What you need to do - Write out every line of the material as it stands, apart from the pictures.

-- Start of Data for the task --

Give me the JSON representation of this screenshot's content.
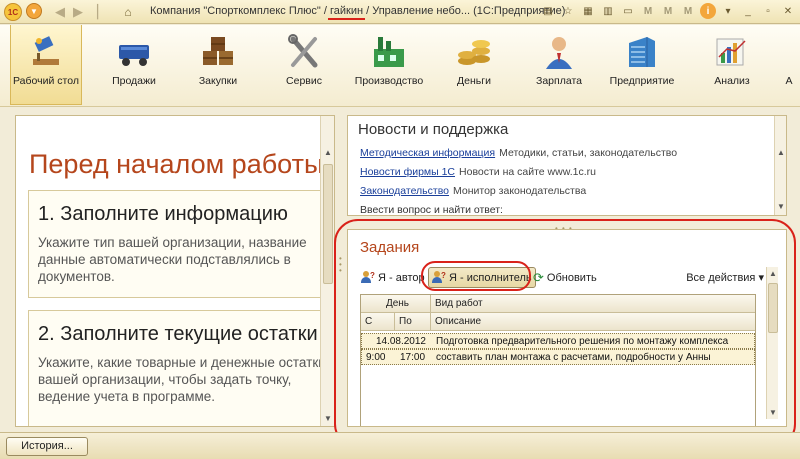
{
  "window": {
    "title_prefix": "Компания \"Спорткомплекс Плюс\" / ",
    "title_user": "гайкин",
    "title_suffix": " / Управление небо... (1С:Предприятие)",
    "logo_text": "1C"
  },
  "sections": [
    {
      "label": "Рабочий стол",
      "icon": "desktop-icon"
    },
    {
      "label": "Продажи",
      "icon": "sales-icon"
    },
    {
      "label": "Закупки",
      "icon": "purchases-icon"
    },
    {
      "label": "Сервис",
      "icon": "service-icon"
    },
    {
      "label": "Производство",
      "icon": "production-icon"
    },
    {
      "label": "Деньги",
      "icon": "money-icon"
    },
    {
      "label": "Зарплата",
      "icon": "salary-icon"
    },
    {
      "label": "Предприятие",
      "icon": "enterprise-icon"
    },
    {
      "label": "Анализ",
      "icon": "analysis-icon"
    },
    {
      "label": "А",
      "icon": "more-icon"
    }
  ],
  "left": {
    "title": "Перед началом работы",
    "step1_title": "1. Заполните информацию",
    "step1_lines": [
      "Укажите тип вашей организации, название",
      "данные автоматически подставлялись в",
      "документов."
    ],
    "step2_title": "2. Заполните текущие остатки",
    "step2_lines": [
      "Укажите, какие товарные и денежные остатки",
      "вашей организации, чтобы задать точку,",
      "ведение учета в программе."
    ]
  },
  "news": {
    "title": "Новости и поддержка",
    "rows": [
      {
        "link": "Методическая информация",
        "desc": "Методики, статьи, законодательство"
      },
      {
        "link": "Новости фирмы 1С",
        "desc": "Новости на сайте www.1c.ru"
      },
      {
        "link": "Законодательство",
        "desc": "Монитор законодательства"
      }
    ],
    "cut_text": "Ввести вопрос и найти ответ:"
  },
  "tasks": {
    "title": "Задания",
    "btn_author": "Я - автор",
    "btn_executor": "Я - исполнитель",
    "btn_refresh": "Обновить",
    "all_actions": "Все действия",
    "hdr_day": "День",
    "hdr_worktype": "Вид работ",
    "hdr_from": "С",
    "hdr_to": "По",
    "hdr_desc": "Описание",
    "row": {
      "date": "14.08.2012",
      "from": "9:00",
      "to": "17:00",
      "worktype": "Подготовка предварительного решения по монтажу комплекса",
      "desc": "составить план монтажа с расчетами, подробности у Анны"
    }
  },
  "bottom": {
    "history": "История..."
  }
}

-- End of Data for the task --

Reply to the exercise -
Give me the JSON representation of this screenshot's content.
{
  "window": {
    "title_prefix": "Компания \"Спорткомплекс Плюс\" / ",
    "title_user": "гайкин",
    "title_suffix": " / Управление небо... (1С:Предприятие)",
    "logo_text": "1C"
  },
  "sections": [
    {
      "label": "Рабочий стол",
      "icon": "desktop-icon"
    },
    {
      "label": "Продажи",
      "icon": "sales-icon"
    },
    {
      "label": "Закупки",
      "icon": "purchases-icon"
    },
    {
      "label": "Сервис",
      "icon": "service-icon"
    },
    {
      "label": "Производство",
      "icon": "production-icon"
    },
    {
      "label": "Деньги",
      "icon": "money-icon"
    },
    {
      "label": "Зарплата",
      "icon": "salary-icon"
    },
    {
      "label": "Предприятие",
      "icon": "enterprise-icon"
    },
    {
      "label": "Анализ",
      "icon": "analysis-icon"
    },
    {
      "label": "А",
      "icon": "more-icon"
    }
  ],
  "left": {
    "title": "Перед началом работы",
    "step1_title": "1. Заполните информацию",
    "step1_lines": [
      "Укажите тип вашей организации, название",
      "данные автоматически подставлялись в",
      "документов."
    ],
    "step2_title": "2. Заполните текущие остатки",
    "step2_lines": [
      "Укажите, какие товарные и денежные остатки",
      "вашей организации, чтобы задать точку,",
      "ведение учета в программе."
    ]
  },
  "news": {
    "title": "Новости и поддержка",
    "rows": [
      {
        "link": "Методическая информация",
        "desc": "Методики, статьи, законодательство"
      },
      {
        "link": "Новости фирмы 1С",
        "desc": "Новости на сайте www.1c.ru"
      },
      {
        "link": "Законодательство",
        "desc": "Монитор законодательства"
      }
    ],
    "cut_text": "Ввести вопрос и найти ответ:"
  },
  "tasks": {
    "title": "Задания",
    "btn_author": "Я - автор",
    "btn_executor": "Я - исполнитель",
    "btn_refresh": "Обновить",
    "all_actions": "Все действия",
    "hdr_day": "День",
    "hdr_worktype": "Вид работ",
    "hdr_from": "С",
    "hdr_to": "По",
    "hdr_desc": "Описание",
    "row": {
      "date": "14.08.2012",
      "from": "9:00",
      "to": "17:00",
      "worktype": "Подготовка предварительного решения по монтажу комплекса",
      "desc": "составить план монтажа с расчетами, подробности у Анны"
    }
  },
  "bottom": {
    "history": "История..."
  }
}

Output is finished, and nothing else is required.